• [Problem to work on] Scan the data beneath this task and copy each line that includes "Risk".
....
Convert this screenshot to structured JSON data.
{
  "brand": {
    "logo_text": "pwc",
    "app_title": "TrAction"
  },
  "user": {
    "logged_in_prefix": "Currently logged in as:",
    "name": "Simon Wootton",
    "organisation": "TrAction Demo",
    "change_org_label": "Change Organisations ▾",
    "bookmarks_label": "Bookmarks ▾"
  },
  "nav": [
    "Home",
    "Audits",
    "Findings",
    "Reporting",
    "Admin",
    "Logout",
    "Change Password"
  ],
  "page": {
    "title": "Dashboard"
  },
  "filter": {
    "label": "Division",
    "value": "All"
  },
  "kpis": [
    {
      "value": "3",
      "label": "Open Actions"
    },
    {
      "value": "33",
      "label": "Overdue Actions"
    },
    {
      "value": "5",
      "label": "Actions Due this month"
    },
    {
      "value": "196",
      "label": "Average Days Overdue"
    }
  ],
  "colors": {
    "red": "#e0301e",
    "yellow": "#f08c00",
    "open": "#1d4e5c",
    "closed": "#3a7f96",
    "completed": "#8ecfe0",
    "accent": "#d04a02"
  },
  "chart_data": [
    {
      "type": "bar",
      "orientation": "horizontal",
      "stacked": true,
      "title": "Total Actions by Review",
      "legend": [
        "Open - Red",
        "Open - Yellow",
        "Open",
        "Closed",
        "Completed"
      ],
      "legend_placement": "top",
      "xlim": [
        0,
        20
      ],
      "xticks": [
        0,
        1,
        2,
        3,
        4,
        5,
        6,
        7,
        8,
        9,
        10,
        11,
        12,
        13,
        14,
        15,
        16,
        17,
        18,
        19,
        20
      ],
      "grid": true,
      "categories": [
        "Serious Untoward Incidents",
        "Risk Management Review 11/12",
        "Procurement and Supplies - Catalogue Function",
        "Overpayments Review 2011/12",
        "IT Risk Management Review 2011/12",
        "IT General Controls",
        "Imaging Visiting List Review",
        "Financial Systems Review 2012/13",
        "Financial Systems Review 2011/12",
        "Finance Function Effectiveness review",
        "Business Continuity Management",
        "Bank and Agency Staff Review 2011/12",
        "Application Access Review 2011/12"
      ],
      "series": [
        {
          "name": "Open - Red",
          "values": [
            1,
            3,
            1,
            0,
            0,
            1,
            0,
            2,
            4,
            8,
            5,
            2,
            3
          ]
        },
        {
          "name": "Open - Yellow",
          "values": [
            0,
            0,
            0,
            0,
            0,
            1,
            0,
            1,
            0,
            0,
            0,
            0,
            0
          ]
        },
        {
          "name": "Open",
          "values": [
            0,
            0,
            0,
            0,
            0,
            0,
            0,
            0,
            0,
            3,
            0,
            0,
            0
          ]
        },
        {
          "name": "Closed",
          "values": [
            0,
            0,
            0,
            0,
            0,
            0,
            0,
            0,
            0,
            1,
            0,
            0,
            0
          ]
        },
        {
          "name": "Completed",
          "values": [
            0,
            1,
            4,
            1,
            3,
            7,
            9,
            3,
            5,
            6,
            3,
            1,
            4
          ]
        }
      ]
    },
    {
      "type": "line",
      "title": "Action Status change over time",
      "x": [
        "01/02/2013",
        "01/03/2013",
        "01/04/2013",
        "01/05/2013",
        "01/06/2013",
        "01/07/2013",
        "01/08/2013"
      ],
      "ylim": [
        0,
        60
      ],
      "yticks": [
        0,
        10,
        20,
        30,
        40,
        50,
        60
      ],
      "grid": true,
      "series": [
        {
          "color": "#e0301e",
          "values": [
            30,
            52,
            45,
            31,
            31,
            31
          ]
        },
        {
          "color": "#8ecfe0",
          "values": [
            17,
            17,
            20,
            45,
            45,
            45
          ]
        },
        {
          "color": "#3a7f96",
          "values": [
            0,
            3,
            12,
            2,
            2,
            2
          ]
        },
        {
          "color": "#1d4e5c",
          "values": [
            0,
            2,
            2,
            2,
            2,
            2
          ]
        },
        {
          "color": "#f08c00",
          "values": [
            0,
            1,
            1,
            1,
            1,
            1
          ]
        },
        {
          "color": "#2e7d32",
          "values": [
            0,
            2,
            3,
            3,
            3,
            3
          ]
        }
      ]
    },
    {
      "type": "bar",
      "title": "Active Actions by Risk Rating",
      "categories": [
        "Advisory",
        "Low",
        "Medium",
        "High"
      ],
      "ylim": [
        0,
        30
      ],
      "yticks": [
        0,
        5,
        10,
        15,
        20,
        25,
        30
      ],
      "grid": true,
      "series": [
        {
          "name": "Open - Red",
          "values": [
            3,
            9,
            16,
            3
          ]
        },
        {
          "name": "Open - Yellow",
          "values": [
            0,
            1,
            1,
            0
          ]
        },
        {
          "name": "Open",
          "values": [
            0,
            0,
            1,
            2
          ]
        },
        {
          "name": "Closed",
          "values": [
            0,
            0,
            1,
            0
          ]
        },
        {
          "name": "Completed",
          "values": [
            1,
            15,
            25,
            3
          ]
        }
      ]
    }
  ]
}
....
• [Task answer]
        "Risk Management Review 11/12",
        "IT Risk Management Review 2011/12",
      "title": "Active Actions by Risk Rating",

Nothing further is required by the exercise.